┌─ Task input

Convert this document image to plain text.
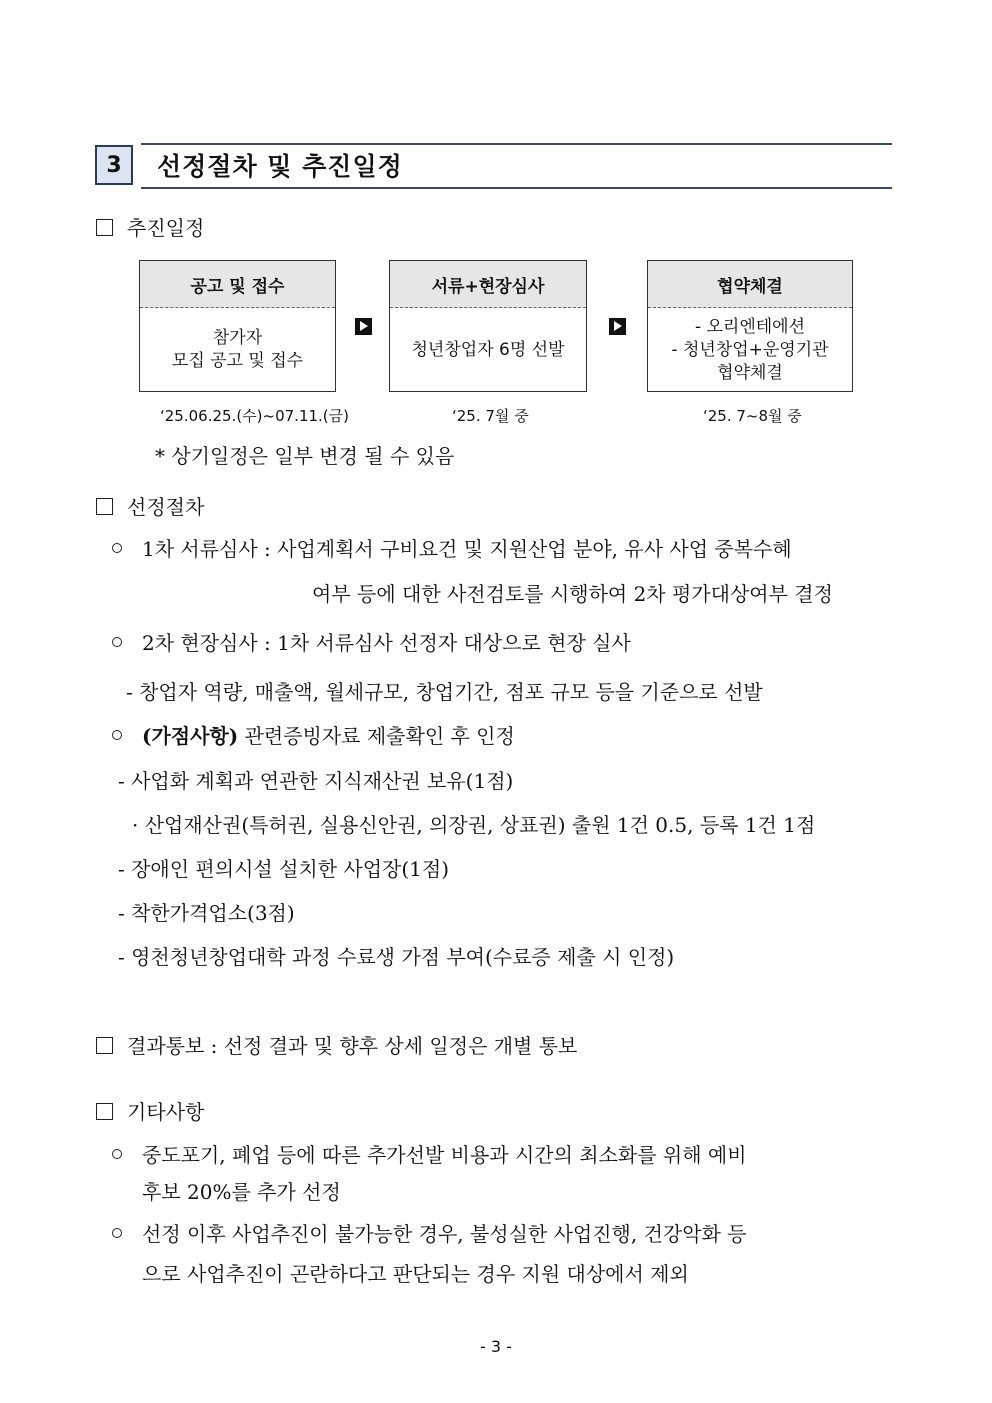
3	선정절차 및 추진일정
추진일정
공고 및 접수
참가자
모집 공고 및 접수
서류+현장심사
청년창업자 6명 선발
협약체결
- 오리엔테에션
- 청년창업+운영기관
협약체결
‘25.06.25.(수)~07.11.(금)	‘25. 7월 중	‘25. 7~8월 중
* 상기일정은 일부 변경 될 수 있음
선정절차
1차 서류심사 : 사업계획서 구비요건 및 지원산업 분야, 유사 사업 중복수혜
여부 등에 대한 사전검토를 시행하여 2차 평가대상여부 결정
2차 현장심사 : 1차 서류심사 선정자 대상으로 현장 실사
- 창업자 역량, 매출액, 월세규모, 창업기간, 점포 규모 등을 기준으로 선발
(가점사항) 관련증빙자료 제출확인 후 인정
- 사업화 계획과 연관한 지식재산권 보유(1점)
· 산업재산권(특허권, 실용신안권, 의장권, 상표권) 출원 1건 0.5, 등록 1건 1점
- 장애인 편의시설 설치한 사업장(1점)
- 착한가격업소(3점)
- 영천청년창업대학 과정 수료생 가점 부여(수료증 제출 시 인정)
결과통보 : 선정 결과 및 향후 상세 일정은 개별 통보
기타사항
중도포기, 폐업 등에 따른 추가선발 비용과 시간의 최소화를 위해 예비
후보 20%를 추가 선정
선정 이후 사업추진이 불가능한 경우, 불성실한 사업진행, 건강악화 등
으로 사업추진이 곤란하다고 판단되는 경우 지원 대상에서 제외
- 3 -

└─

• [Work instructions] Take the listing above and print it exactly, apart from the pictures.

• [Result for this task]
Convert this document image to plain text.
3	선정절차 및 추진일정
추진일정
공고 및 접수
참가자
모집 공고 및 접수
서류+현장심사
청년창업자 6명 선발
협약체결
- 오리엔테에션
- 청년창업+운영기관
협약체결
‘25.06.25.(수)~07.11.(금)	‘25. 7월 중	‘25. 7~8월 중
* 상기일정은 일부 변경 될 수 있음
선정절차
1차 서류심사 : 사업계획서 구비요건 및 지원산업 분야, 유사 사업 중복수혜
여부 등에 대한 사전검토를 시행하여 2차 평가대상여부 결정
2차 현장심사 : 1차 서류심사 선정자 대상으로 현장 실사
- 창업자 역량, 매출액, 월세규모, 창업기간, 점포 규모 등을 기준으로 선발
(가점사항) 관련증빙자료 제출확인 후 인정
- 사업화 계획과 연관한 지식재산권 보유(1점)
· 산업재산권(특허권, 실용신안권, 의장권, 상표권) 출원 1건 0.5, 등록 1건 1점
- 장애인 편의시설 설치한 사업장(1점)
- 착한가격업소(3점)
- 영천청년창업대학 과정 수료생 가점 부여(수료증 제출 시 인정)
결과통보 : 선정 결과 및 향후 상세 일정은 개별 통보
기타사항
중도포기, 폐업 등에 따른 추가선발 비용과 시간의 최소화를 위해 예비
후보 20%를 추가 선정
선정 이후 사업추진이 불가능한 경우, 불성실한 사업진행, 건강악화 등
으로 사업추진이 곤란하다고 판단되는 경우 지원 대상에서 제외
- 3 -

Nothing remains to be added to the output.